Work instructions:
Each line in the entries below that holds the string "assez" is to be listed.

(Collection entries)

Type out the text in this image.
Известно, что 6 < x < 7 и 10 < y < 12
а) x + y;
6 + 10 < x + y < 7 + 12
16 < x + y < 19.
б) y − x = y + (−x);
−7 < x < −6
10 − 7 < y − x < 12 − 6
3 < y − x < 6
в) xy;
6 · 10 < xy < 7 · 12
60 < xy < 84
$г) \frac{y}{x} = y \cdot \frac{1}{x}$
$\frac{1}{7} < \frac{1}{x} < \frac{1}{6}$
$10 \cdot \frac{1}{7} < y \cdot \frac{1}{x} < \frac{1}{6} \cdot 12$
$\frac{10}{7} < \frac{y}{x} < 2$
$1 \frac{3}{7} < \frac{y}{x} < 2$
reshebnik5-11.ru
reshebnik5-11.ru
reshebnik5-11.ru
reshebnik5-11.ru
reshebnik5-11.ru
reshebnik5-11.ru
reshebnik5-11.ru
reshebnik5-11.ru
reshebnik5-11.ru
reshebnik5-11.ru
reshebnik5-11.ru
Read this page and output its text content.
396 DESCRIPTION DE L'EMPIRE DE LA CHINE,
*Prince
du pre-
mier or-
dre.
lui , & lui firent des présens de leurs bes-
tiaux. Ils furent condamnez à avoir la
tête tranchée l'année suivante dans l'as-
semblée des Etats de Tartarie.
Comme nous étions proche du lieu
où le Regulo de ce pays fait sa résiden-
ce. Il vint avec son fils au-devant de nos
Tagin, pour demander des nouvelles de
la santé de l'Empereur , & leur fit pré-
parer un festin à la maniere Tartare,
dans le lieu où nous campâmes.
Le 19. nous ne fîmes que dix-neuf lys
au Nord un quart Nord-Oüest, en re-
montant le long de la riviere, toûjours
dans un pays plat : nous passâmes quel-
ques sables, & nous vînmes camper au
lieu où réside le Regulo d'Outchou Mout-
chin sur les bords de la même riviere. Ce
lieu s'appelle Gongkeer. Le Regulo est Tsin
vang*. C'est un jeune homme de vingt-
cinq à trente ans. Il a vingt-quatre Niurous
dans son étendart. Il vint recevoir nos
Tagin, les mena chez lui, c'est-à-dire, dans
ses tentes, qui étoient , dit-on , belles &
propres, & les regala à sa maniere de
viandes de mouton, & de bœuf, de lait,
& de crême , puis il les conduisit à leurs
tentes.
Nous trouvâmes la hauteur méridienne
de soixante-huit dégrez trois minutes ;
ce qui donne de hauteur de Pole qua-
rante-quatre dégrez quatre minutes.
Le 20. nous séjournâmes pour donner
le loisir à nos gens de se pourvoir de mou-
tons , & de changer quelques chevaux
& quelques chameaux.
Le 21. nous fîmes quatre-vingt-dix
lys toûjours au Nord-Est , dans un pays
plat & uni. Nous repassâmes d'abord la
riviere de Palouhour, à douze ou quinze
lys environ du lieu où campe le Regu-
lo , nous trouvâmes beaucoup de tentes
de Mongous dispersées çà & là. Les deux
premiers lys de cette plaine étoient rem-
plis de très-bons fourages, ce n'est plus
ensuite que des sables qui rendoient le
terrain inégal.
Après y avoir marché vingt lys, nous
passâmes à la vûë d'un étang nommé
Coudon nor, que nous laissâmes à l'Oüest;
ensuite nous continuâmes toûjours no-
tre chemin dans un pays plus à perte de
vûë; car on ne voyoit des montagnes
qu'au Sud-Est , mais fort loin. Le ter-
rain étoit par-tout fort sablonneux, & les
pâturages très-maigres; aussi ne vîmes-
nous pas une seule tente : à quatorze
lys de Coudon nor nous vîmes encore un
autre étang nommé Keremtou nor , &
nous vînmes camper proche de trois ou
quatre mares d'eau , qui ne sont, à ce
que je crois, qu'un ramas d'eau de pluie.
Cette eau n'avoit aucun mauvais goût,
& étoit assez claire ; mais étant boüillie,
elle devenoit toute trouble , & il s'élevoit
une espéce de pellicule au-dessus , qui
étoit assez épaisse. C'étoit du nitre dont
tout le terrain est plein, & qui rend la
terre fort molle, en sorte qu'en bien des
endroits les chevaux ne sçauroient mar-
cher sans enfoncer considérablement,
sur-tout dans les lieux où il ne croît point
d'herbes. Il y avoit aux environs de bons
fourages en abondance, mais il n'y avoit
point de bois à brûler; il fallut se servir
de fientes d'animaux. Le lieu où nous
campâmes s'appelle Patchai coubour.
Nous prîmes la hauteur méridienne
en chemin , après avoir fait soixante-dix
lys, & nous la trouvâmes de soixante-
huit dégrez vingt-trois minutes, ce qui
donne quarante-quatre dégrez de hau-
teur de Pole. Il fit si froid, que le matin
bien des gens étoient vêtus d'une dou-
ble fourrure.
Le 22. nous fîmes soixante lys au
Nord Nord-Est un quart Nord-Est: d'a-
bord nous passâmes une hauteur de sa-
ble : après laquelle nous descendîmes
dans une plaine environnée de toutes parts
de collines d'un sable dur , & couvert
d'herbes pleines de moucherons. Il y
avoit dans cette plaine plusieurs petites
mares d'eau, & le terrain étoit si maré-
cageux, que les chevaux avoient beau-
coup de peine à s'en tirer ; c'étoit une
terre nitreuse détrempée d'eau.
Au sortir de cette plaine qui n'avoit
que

Written answer:
& étoit assez claire ; mais étant boüillie,
étoit assez épaisse. C'étoit du nitre dont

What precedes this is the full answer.